REQUIREMENT: Copy out all lines in the data below containing the string "icon".

INPUT MATERIAL:
----------

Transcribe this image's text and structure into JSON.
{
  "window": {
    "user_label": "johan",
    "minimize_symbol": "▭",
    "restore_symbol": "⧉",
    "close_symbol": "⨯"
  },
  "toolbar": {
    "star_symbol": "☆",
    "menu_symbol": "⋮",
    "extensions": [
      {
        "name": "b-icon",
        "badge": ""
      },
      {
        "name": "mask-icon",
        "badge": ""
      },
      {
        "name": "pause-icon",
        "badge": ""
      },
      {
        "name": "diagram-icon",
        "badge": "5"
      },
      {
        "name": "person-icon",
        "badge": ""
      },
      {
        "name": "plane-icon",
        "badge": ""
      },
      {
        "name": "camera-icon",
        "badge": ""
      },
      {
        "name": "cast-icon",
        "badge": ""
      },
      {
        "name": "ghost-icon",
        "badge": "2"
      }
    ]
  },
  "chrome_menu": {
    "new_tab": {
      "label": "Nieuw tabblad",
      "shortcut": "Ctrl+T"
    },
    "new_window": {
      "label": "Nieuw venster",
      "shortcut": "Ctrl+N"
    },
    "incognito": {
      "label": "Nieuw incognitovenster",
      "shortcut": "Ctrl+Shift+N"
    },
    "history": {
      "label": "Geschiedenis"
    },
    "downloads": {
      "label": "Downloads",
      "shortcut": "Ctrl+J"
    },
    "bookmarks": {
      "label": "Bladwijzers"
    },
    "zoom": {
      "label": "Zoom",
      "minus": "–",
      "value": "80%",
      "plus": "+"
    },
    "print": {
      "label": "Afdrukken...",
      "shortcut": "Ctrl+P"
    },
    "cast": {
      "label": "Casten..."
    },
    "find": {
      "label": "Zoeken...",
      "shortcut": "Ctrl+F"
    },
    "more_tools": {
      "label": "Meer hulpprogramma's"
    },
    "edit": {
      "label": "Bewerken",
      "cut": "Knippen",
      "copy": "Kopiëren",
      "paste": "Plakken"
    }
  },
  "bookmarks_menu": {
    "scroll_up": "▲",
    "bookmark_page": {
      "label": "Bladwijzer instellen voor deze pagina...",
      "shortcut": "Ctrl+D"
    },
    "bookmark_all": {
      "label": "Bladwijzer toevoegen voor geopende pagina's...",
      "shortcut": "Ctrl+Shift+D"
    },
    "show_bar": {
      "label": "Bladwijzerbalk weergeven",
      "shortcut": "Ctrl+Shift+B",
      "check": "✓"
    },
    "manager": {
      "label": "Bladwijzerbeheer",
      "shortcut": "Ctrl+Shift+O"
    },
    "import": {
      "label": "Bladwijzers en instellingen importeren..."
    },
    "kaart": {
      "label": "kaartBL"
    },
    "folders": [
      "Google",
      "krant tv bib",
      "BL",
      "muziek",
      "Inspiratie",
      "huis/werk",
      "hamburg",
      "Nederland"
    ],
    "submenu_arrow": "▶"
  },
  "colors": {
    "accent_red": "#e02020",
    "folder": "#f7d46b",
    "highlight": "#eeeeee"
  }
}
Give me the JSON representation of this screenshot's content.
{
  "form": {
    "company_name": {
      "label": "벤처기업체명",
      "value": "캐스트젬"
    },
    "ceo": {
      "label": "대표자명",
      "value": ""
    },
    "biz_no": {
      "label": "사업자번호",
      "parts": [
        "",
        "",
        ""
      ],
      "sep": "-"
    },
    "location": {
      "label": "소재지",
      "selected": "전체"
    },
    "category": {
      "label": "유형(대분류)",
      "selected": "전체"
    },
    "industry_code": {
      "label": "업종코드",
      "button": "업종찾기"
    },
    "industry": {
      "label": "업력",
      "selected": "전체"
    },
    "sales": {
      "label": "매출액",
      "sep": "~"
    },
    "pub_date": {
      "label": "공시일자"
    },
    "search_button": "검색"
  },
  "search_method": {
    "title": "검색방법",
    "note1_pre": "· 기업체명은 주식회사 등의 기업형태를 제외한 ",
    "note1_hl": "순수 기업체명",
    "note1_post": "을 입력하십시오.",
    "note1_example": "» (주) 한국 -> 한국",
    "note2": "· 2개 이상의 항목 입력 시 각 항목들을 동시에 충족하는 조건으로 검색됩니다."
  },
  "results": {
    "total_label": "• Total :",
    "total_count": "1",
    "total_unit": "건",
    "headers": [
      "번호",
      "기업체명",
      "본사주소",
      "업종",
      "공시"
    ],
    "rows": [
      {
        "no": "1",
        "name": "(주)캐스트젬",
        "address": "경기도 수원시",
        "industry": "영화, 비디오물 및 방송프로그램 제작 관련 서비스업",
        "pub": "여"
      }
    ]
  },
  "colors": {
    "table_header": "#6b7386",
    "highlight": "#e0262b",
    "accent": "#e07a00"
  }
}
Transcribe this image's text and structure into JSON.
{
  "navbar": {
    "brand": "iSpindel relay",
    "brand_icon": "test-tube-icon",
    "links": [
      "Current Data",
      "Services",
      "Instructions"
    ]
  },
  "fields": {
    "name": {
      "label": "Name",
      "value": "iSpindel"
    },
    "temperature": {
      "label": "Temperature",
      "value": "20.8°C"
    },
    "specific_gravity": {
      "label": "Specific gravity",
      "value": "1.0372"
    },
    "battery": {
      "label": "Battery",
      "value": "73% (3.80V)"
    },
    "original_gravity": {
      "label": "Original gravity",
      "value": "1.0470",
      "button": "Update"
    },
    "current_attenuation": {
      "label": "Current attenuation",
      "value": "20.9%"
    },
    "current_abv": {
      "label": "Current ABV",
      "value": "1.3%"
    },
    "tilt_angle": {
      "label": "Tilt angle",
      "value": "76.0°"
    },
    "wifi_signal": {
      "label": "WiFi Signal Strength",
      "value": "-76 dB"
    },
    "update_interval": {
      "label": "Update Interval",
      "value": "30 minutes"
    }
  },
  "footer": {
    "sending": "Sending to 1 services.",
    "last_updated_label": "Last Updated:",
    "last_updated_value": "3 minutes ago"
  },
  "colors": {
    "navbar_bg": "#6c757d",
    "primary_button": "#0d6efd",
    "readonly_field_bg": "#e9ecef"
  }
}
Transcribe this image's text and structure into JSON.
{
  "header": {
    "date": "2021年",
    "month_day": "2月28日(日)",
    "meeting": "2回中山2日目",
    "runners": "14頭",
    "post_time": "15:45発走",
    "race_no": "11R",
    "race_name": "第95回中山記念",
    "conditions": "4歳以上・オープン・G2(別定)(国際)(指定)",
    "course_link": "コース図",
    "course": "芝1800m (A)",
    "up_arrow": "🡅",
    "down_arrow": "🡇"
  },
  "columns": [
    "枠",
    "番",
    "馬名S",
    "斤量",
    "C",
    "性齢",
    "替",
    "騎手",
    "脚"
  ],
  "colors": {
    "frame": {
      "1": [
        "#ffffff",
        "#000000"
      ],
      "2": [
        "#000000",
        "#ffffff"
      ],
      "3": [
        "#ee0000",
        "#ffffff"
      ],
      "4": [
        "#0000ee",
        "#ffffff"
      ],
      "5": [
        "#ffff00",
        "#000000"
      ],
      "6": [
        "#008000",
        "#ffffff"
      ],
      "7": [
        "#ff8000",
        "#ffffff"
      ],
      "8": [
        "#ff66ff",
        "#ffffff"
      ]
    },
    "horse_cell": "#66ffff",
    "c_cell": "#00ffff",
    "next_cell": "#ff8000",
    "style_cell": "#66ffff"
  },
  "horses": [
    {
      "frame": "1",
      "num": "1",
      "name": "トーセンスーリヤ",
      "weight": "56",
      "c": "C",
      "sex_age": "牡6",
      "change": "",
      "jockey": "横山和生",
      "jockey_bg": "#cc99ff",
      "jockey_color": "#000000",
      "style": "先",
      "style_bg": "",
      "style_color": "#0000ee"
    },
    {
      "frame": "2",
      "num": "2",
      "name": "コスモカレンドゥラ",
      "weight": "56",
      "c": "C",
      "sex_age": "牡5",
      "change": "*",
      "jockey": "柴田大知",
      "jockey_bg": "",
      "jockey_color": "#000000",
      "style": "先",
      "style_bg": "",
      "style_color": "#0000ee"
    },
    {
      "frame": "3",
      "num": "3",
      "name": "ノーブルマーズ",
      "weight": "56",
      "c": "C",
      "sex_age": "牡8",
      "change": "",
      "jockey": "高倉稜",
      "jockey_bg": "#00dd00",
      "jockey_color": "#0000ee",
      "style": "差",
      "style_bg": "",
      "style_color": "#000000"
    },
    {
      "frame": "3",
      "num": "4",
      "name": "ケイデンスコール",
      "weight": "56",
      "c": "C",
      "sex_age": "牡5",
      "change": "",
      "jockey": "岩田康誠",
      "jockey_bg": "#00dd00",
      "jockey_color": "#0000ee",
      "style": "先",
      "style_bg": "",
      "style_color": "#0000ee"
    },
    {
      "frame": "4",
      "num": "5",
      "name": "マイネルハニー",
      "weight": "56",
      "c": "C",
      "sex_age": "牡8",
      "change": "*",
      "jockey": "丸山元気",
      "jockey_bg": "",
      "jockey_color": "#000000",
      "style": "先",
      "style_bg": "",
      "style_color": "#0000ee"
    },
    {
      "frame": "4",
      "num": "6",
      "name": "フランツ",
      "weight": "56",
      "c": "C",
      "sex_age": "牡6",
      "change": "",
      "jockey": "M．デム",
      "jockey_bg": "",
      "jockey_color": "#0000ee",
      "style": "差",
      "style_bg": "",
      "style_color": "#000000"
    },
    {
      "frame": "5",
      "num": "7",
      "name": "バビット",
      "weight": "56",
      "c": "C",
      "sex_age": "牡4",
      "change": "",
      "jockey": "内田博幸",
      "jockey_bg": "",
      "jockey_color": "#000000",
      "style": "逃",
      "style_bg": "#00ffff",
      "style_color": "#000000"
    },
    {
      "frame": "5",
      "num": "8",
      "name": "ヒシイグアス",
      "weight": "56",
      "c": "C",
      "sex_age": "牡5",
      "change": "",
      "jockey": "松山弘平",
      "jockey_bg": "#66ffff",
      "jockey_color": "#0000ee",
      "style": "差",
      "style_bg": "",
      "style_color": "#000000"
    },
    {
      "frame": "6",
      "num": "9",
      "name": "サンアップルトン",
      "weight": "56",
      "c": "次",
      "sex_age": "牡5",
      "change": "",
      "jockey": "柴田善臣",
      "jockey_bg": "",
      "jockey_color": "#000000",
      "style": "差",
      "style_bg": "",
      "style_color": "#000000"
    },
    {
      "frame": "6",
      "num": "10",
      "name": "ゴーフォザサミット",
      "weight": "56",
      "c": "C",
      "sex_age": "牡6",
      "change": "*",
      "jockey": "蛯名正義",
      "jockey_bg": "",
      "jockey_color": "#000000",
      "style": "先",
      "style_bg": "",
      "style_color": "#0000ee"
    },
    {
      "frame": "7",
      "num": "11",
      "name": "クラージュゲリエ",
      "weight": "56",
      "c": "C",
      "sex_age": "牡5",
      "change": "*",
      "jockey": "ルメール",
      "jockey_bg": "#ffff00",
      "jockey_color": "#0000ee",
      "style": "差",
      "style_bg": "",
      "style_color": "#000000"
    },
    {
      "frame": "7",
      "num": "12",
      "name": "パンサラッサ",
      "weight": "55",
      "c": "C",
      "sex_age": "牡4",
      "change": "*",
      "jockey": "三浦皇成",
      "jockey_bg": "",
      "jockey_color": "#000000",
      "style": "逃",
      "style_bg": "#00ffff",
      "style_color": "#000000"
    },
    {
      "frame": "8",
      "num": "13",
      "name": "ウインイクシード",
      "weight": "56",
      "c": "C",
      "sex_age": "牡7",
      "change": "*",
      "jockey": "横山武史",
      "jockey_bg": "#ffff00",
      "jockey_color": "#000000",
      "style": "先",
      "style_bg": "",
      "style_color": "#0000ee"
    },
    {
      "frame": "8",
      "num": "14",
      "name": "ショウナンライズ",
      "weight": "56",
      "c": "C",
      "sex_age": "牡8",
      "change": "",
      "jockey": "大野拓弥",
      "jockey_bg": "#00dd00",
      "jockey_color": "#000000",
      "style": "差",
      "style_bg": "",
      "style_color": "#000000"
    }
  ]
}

----------

CORRECT ANSWER:
        "name": "b-icon",
        "name": "mask-icon",
        "name": "pause-icon",
        "name": "diagram-icon",
        "name": "person-icon",
        "name": "plane-icon",
        "name": "camera-icon",
        "name": "cast-icon",
        "name": "ghost-icon",
    "brand_icon": "test-tube-icon",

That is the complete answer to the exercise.